• _Requirement_:
Output the data below in full, character for character.

[Data excerpts]

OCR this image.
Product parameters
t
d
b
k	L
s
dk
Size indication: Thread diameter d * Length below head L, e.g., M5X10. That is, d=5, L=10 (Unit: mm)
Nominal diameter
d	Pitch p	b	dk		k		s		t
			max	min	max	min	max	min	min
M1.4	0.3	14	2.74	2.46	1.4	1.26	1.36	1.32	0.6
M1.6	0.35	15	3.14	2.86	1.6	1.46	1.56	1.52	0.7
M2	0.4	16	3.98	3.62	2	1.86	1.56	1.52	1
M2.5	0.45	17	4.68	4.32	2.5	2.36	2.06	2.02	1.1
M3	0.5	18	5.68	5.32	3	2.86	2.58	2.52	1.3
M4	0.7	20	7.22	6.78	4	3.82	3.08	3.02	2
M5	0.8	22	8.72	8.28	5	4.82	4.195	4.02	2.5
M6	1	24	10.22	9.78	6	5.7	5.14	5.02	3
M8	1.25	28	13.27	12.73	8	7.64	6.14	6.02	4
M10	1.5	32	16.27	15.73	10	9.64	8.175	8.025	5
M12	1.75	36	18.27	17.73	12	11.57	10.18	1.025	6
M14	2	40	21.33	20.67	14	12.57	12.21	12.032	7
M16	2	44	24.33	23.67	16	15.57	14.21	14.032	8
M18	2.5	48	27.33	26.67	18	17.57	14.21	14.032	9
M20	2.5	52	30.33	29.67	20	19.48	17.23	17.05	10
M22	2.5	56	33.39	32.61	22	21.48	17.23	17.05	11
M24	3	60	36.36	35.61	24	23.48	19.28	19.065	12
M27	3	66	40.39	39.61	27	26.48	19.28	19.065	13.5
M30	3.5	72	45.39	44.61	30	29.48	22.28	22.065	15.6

• _Correct response_:
OCR this image.
Product parameters
t
d
b
k	L
s
dk
Size indication: Thread diameter d * Length below head L, e.g., M5X10. That is, d=5, L=10 (Unit: mm)
Nominal diameter
d	Pitch p	b	dk		k		s		t
			max	min	max	min	max	min	min
M1.4	0.3	14	2.74	2.46	1.4	1.26	1.36	1.32	0.6
M1.6	0.35	15	3.14	2.86	1.6	1.46	1.56	1.52	0.7
M2	0.4	16	3.98	3.62	2	1.86	1.56	1.52	1
M2.5	0.45	17	4.68	4.32	2.5	2.36	2.06	2.02	1.1
M3	0.5	18	5.68	5.32	3	2.86	2.58	2.52	1.3
M4	0.7	20	7.22	6.78	4	3.82	3.08	3.02	2
M5	0.8	22	8.72	8.28	5	4.82	4.195	4.02	2.5
M6	1	24	10.22	9.78	6	5.7	5.14	5.02	3
M8	1.25	28	13.27	12.73	8	7.64	6.14	6.02	4
M10	1.5	32	16.27	15.73	10	9.64	8.175	8.025	5
M12	1.75	36	18.27	17.73	12	11.57	10.18	1.025	6
M14	2	40	21.33	20.67	14	12.57	12.21	12.032	7
M16	2	44	24.33	23.67	16	15.57	14.21	14.032	8
M18	2.5	48	27.33	26.67	18	17.57	14.21	14.032	9
M20	2.5	52	30.33	29.67	20	19.48	17.23	17.05	10
M22	2.5	56	33.39	32.61	22	21.48	17.23	17.05	11
M24	3	60	36.36	35.61	24	23.48	19.28	19.065	12
M27	3	66	40.39	39.61	27	26.48	19.28	19.065	13.5
M30	3.5	72	45.39	44.61	30	29.48	22.28	22.065	15.6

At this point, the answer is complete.